• Task statement: Reproduce all of the data that follows, character for character.

• Supplied material:
◆ ◆ ◆ ◆
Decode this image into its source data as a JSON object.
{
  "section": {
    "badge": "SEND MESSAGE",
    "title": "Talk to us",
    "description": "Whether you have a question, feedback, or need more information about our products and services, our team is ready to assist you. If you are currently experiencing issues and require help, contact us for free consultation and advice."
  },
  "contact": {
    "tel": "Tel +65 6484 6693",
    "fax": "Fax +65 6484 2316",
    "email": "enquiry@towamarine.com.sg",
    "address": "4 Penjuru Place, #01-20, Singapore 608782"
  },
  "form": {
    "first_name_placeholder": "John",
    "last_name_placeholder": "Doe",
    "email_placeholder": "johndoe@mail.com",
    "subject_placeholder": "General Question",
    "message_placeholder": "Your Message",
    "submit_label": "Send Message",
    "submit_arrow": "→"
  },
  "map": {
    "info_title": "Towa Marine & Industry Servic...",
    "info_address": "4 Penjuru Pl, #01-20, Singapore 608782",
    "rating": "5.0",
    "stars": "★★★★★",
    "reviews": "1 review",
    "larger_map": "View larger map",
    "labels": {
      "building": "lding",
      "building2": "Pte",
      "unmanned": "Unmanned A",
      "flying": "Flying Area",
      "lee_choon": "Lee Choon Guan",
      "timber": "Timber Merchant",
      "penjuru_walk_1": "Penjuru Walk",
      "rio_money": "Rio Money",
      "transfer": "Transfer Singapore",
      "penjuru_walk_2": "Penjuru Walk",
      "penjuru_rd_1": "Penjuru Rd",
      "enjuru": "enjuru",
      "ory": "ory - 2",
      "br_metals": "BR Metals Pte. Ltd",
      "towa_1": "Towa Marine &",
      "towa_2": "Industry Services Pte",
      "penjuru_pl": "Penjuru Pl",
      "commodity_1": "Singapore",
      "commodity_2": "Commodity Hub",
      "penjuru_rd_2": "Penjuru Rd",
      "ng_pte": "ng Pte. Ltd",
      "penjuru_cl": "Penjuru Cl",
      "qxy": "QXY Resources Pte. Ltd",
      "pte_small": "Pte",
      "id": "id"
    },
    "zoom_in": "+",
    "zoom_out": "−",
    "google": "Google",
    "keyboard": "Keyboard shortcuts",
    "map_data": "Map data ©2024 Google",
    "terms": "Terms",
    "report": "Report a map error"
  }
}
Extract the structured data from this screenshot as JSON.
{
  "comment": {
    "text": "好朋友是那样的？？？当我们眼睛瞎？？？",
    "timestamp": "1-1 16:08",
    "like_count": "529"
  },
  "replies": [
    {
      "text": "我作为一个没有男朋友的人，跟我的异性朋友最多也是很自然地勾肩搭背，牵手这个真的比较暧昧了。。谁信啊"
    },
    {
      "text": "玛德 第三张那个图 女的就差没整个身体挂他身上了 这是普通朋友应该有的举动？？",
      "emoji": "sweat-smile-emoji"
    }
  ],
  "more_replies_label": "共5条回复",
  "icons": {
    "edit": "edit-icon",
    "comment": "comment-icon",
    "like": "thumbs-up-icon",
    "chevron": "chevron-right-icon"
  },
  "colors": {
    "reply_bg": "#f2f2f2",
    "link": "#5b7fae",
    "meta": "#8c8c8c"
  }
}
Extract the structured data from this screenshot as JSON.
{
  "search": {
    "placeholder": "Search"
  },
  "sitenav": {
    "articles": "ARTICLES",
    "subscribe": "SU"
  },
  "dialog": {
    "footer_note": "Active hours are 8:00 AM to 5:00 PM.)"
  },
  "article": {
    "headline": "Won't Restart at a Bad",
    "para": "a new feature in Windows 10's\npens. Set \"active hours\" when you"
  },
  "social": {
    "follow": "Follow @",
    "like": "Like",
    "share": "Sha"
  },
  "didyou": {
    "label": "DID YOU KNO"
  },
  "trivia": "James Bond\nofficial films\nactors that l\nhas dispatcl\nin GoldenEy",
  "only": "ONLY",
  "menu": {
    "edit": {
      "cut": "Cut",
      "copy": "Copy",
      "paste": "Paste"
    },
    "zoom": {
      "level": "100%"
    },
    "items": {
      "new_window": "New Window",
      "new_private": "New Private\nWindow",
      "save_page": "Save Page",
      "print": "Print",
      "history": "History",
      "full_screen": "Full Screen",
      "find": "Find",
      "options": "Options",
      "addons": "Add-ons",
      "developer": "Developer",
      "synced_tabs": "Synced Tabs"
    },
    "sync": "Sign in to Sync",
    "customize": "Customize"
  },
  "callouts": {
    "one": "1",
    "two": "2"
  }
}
◆ ◆ ◆ ◆
• Answer to the task:
Decode this image into its source data as a JSON object.
{
  "section": {
    "badge": "SEND MESSAGE",
    "title": "Talk to us",
    "description": "Whether you have a question, feedback, or need more information about our products and services, our team is ready to assist you. If you are currently experiencing issues and require help, contact us for free consultation and advice."
  },
  "contact": {
    "tel": "Tel +65 6484 6693",
    "fax": "Fax +65 6484 2316",
    "email": "enquiry@towamarine.com.sg",
    "address": "4 Penjuru Place, #01-20, Singapore 608782"
  },
  "form": {
    "first_name_placeholder": "John",
    "last_name_placeholder": "Doe",
    "email_placeholder": "johndoe@mail.com",
    "subject_placeholder": "General Question",
    "message_placeholder": "Your Message",
    "submit_label": "Send Message",
    "submit_arrow": "→"
  },
  "map": {
    "info_title": "Towa Marine & Industry Servic...",
    "info_address": "4 Penjuru Pl, #01-20, Singapore 608782",
    "rating": "5.0",
    "stars": "★★★★★",
    "reviews": "1 review",
    "larger_map": "View larger map",
    "labels": {
      "building": "lding",
      "building2": "Pte",
      "unmanned": "Unmanned A",
      "flying": "Flying Area",
      "lee_choon": "Lee Choon Guan",
      "timber": "Timber Merchant",
      "penjuru_walk_1": "Penjuru Walk",
      "rio_money": "Rio Money",
      "transfer": "Transfer Singapore",
      "penjuru_walk_2": "Penjuru Walk",
      "penjuru_rd_1": "Penjuru Rd",
      "enjuru": "enjuru",
      "ory": "ory - 2",
      "br_metals": "BR Metals Pte. Ltd",
      "towa_1": "Towa Marine &",
      "towa_2": "Industry Services Pte",
      "penjuru_pl": "Penjuru Pl",
      "commodity_1": "Singapore",
      "commodity_2": "Commodity Hub",
      "penjuru_rd_2": "Penjuru Rd",
      "ng_pte": "ng Pte. Ltd",
      "penjuru_cl": "Penjuru Cl",
      "qxy": "QXY Resources Pte. Ltd",
      "pte_small": "Pte",
      "id": "id"
    },
    "zoom_in": "+",
    "zoom_out": "−",
    "google": "Google",
    "keyboard": "Keyboard shortcuts",
    "map_data": "Map data ©2024 Google",
    "terms": "Terms",
    "report": "Report a map error"
  }
}
Extract the structured data from this screenshot as JSON.
{
  "comment": {
    "text": "好朋友是那样的？？？当我们眼睛瞎？？？",
    "timestamp": "1-1 16:08",
    "like_count": "529"
  },
  "replies": [
    {
      "text": "我作为一个没有男朋友的人，跟我的异性朋友最多也是很自然地勾肩搭背，牵手这个真的比较暧昧了。。谁信啊"
    },
    {
      "text": "玛德 第三张那个图 女的就差没整个身体挂他身上了 这是普通朋友应该有的举动？？",
      "emoji": "sweat-smile-emoji"
    }
  ],
  "more_replies_label": "共5条回复",
  "icons": {
    "edit": "edit-icon",
    "comment": "comment-icon",
    "like": "thumbs-up-icon",
    "chevron": "chevron-right-icon"
  },
  "colors": {
    "reply_bg": "#f2f2f2",
    "link": "#5b7fae",
    "meta": "#8c8c8c"
  }
}
Extract the structured data from this screenshot as JSON.
{
  "search": {
    "placeholder": "Search"
  },
  "sitenav": {
    "articles": "ARTICLES",
    "subscribe": "SU"
  },
  "dialog": {
    "footer_note": "Active hours are 8:00 AM to 5:00 PM.)"
  },
  "article": {
    "headline": "Won't Restart at a Bad",
    "para": "a new feature in Windows 10's\npens. Set \"active hours\" when you"
  },
  "social": {
    "follow": "Follow @",
    "like": "Like",
    "share": "Sha"
  },
  "didyou": {
    "label": "DID YOU KNO"
  },
  "trivia": "James Bond\nofficial films\nactors that l\nhas dispatcl\nin GoldenEy",
  "only": "ONLY",
  "menu": {
    "edit": {
      "cut": "Cut",
      "copy": "Copy",
      "paste": "Paste"
    },
    "zoom": {
      "level": "100%"
    },
    "items": {
      "new_window": "New Window",
      "new_private": "New Private\nWindow",
      "save_page": "Save Page",
      "print": "Print",
      "history": "History",
      "full_screen": "Full Screen",
      "find": "Find",
      "options": "Options",
      "addons": "Add-ons",
      "developer": "Developer",
      "synced_tabs": "Synced Tabs"
    },
    "sync": "Sign in to Sync",
    "customize": "Customize"
  },
  "callouts": {
    "one": "1",
    "two": "2"
  }
}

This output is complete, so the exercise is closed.